◆ **SECTION DU DOCUMENT**
-- -- --

Da Vinci Code est, comme tout le monde le sait, un best-seller. Vendu à plus de 17 millions d’exemplaires, ce livre américain écrit par un certain Dan Brown, constitue une véritable révolution dans le monde de la littérature populaire.
Ce roman de 571 pages prétend découvrir une seule et même réalité jusqu’alors inconnue du grand public : le combat mené par l’Eglise depuis deux mille ans contre les détenteurs d’un secret capable de l’anéantir, à savoir l’amour charnel ayant existé entre le Christ et Marie-Madeleine. Da Vinci Code relate l’un des épisodes contemporains d’une guerre sans merci entre le Vatican et tous ceux qui, membres de cercles ésotériques ou artistes de renom, transmettent clandestinement ce secret au nom du Féminin Sacré qu’ils vénèrent de génération en génération à travers mille et uns cultes et rituels païens.

-- -- --

◆ **INFORMATIONS FOURNIES**
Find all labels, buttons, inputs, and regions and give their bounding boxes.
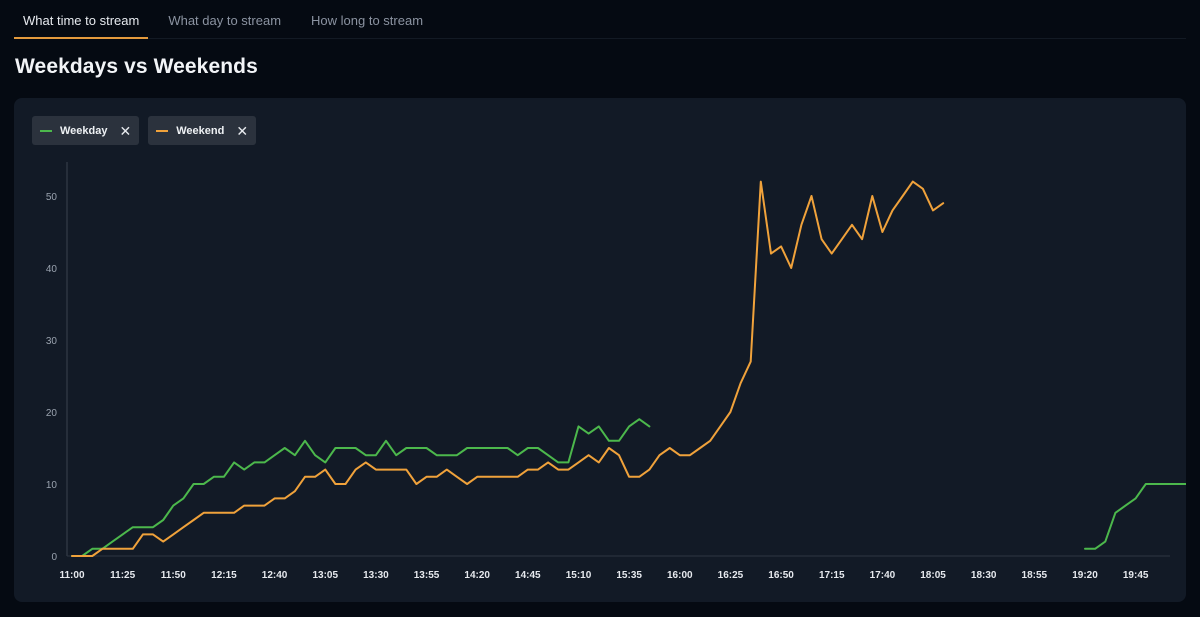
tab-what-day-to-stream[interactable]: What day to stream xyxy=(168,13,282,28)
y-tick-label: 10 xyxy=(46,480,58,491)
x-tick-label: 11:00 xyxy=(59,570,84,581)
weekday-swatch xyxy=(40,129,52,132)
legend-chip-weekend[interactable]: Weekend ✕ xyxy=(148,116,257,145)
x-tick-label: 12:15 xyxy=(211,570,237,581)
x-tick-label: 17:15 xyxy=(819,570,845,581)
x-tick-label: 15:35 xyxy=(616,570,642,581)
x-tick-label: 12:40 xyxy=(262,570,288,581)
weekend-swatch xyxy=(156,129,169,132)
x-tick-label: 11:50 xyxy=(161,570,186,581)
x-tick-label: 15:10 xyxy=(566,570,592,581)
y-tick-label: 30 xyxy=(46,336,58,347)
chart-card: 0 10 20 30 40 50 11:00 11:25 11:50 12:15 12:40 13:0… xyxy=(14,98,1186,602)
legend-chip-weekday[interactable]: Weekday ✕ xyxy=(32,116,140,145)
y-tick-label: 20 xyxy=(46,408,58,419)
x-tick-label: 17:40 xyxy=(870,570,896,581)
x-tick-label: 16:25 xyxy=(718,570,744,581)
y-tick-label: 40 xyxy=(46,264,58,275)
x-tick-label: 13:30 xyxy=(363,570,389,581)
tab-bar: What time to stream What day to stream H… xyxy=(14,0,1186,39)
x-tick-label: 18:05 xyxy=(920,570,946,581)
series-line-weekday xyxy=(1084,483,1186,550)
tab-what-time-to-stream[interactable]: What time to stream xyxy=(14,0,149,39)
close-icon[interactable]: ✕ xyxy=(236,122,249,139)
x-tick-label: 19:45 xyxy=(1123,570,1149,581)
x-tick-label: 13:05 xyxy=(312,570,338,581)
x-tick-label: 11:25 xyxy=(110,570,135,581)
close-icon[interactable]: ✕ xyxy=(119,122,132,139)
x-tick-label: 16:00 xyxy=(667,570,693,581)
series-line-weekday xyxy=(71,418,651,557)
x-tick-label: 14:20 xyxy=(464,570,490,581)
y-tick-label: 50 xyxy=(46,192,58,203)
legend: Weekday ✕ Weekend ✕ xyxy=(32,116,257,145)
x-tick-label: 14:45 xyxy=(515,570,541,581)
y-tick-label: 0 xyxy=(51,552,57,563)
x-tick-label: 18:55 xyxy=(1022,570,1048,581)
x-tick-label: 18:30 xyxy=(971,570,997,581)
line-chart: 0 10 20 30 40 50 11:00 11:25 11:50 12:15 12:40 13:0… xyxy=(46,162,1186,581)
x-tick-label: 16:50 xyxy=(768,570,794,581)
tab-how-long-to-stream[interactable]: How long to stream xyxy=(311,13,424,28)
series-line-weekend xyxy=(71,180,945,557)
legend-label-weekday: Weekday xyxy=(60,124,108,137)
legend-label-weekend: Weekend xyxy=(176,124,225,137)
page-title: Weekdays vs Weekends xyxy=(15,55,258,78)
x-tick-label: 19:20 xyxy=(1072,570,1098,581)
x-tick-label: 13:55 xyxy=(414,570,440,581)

-- -- --

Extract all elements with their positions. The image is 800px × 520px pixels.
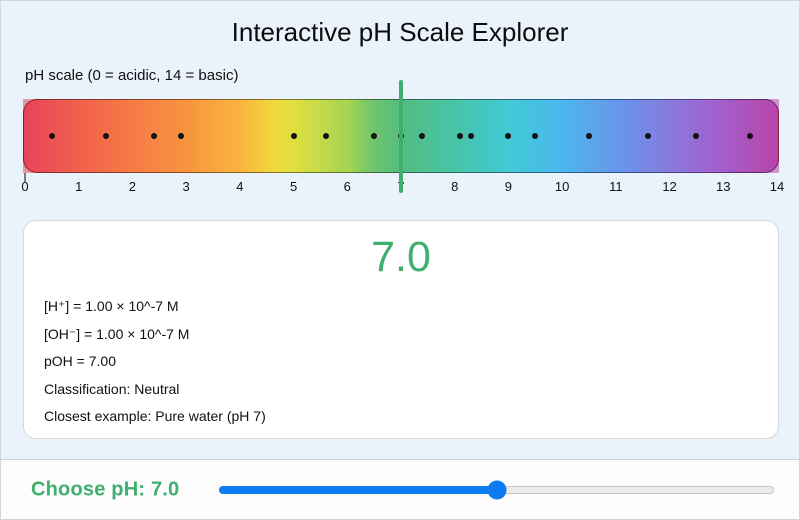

-- -- --

◆ **CONSIGNES DE LA TÂCHE**
D'après la section du document :
1. À combien d'exemplaires Da Vinci Code s'est-il vendu ?
2. Combien de pages compte ce roman ?
3. Quel secret l'Église combat-elle depuis deux mille ans selon le roman ?
Les enregistrements n'ont aucun rapport avec la section du document.

◆ **TÂCHE ACCOMPLIE**
1. À plus de 17 millions d'exemplaires.
2. 571 pages.
3. L'amour charnel ayant existé entre le Christ et Marie-Madeleine.